[Requirement]
Every line of the records must be repeated exactly; pictures stay out.

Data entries
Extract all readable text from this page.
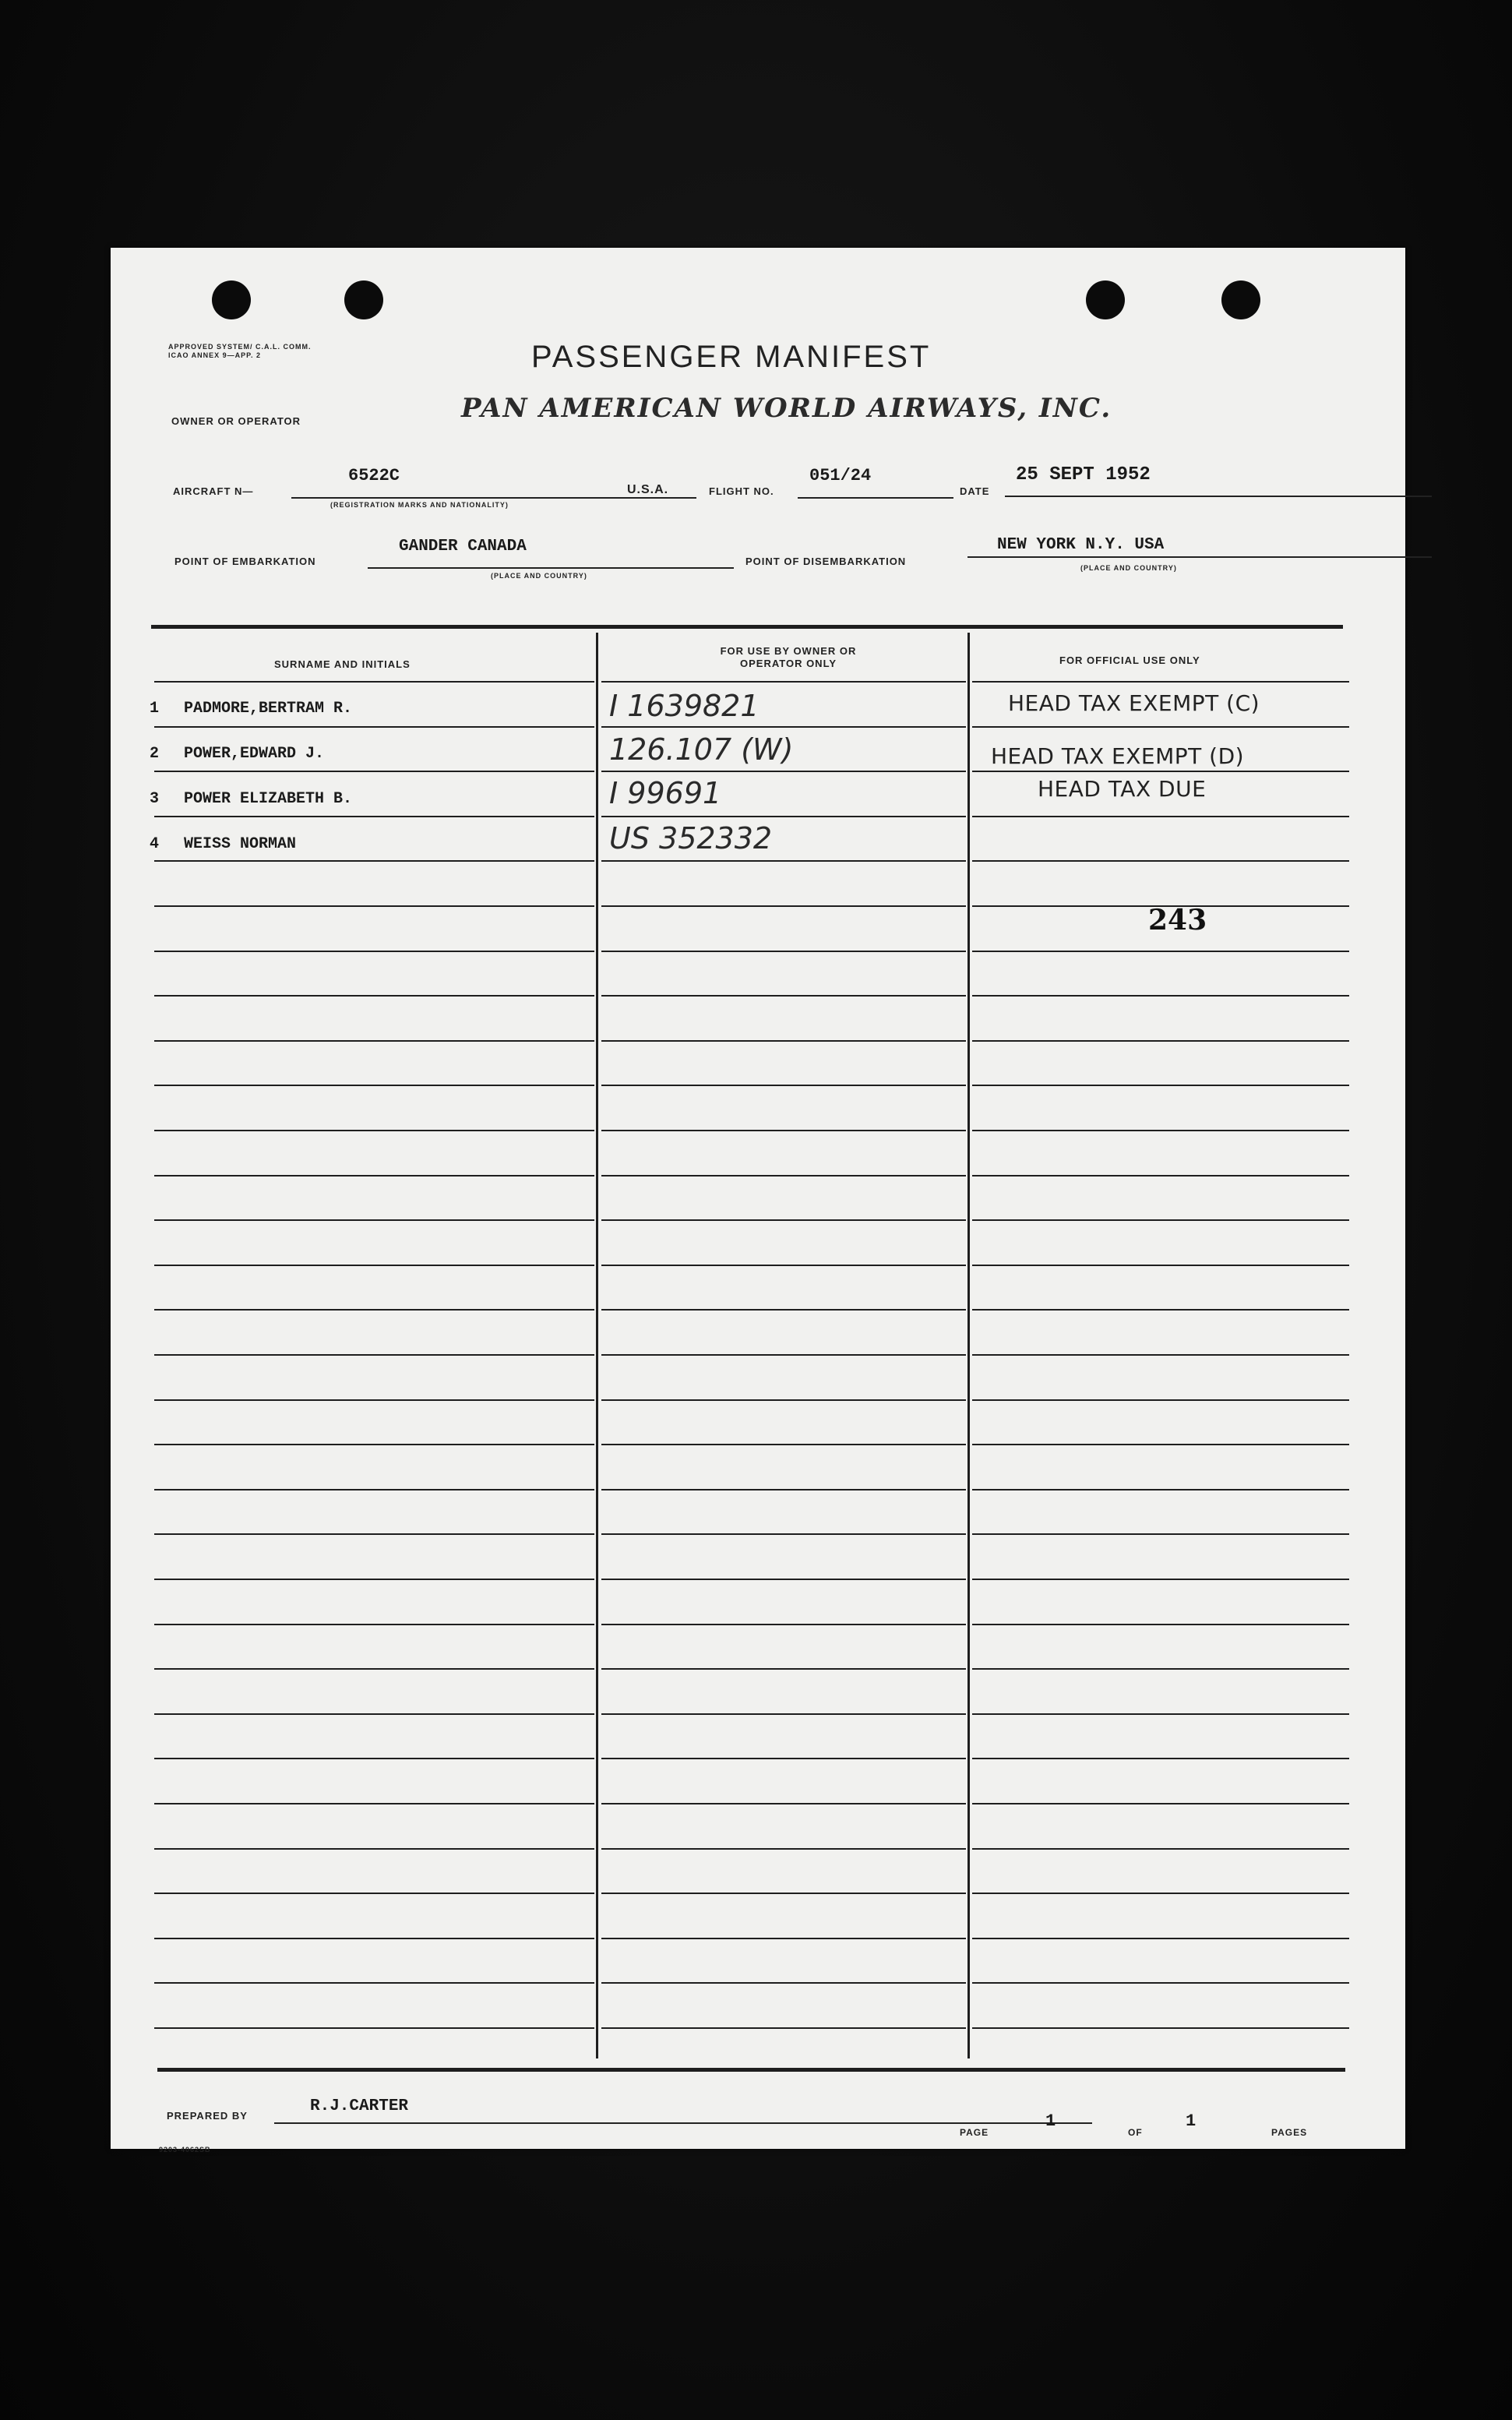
APPROVED SYSTEM/ C.A.L. COMM. ICAO ANNEX 9—APP. 2	PASSENGER MANIFEST
OWNER OR OPERATOR	PAN AMERICAN WORLD AIRWAYS, INC.
AIRCRAFT N—
6522C
(REGISTRATION MARKS AND NATIONALITY)
U.S.A.	FLIGHT NO.
051/24
DATE
25 SEPT 1952
POINT OF EMBARKATION
GANDER CANADA
(PLACE AND COUNTRY)
POINT OF DISEMBARKATION
NEW YORK N.Y. USA
(PLACE AND COUNTRY)
SURNAME AND INITIALS
FOR USE BY OWNER OR OPERATOR ONLY	FOR OFFICIAL USE ONLY
1 PADMORE,BERTRAM R.	I 1639821	HEAD TAX EXEMPT (C)
2 POWER,EDWARD J.	126.107 (W)	HEAD TAX EXEMPT (D)
3 POWER ELIZABETH B.	I 99691	HEAD TAX DUE
4 WEISS NORMAN	US 352332
243
PREPARED BY
R.J.CARTER
PAGE
1
OF
1
PAGES
9203-4062SB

[Task answer]
Extract all readable text from this page.
APPROVED SYSTEM/ C.A.L. COMM. ICAO ANNEX 9—APP. 2	PASSENGER MANIFEST
OWNER OR OPERATOR	PAN AMERICAN WORLD AIRWAYS, INC.
AIRCRAFT N—
6522C
(REGISTRATION MARKS AND NATIONALITY)
U.S.A.	FLIGHT NO.
051/24
DATE
25 SEPT 1952
POINT OF EMBARKATION
GANDER CANADA
(PLACE AND COUNTRY)
POINT OF DISEMBARKATION
NEW YORK N.Y. USA
(PLACE AND COUNTRY)
SURNAME AND INITIALS
FOR USE BY OWNER OR OPERATOR ONLY	FOR OFFICIAL USE ONLY
1 PADMORE,BERTRAM R.	I 1639821	HEAD TAX EXEMPT (C)
2 POWER,EDWARD J.	126.107 (W)	HEAD TAX EXEMPT (D)
3 POWER ELIZABETH B.	I 99691	HEAD TAX DUE
4 WEISS NORMAN	US 352332
243
PREPARED BY
R.J.CARTER
PAGE
1
OF
1
PAGES
9203-4062SB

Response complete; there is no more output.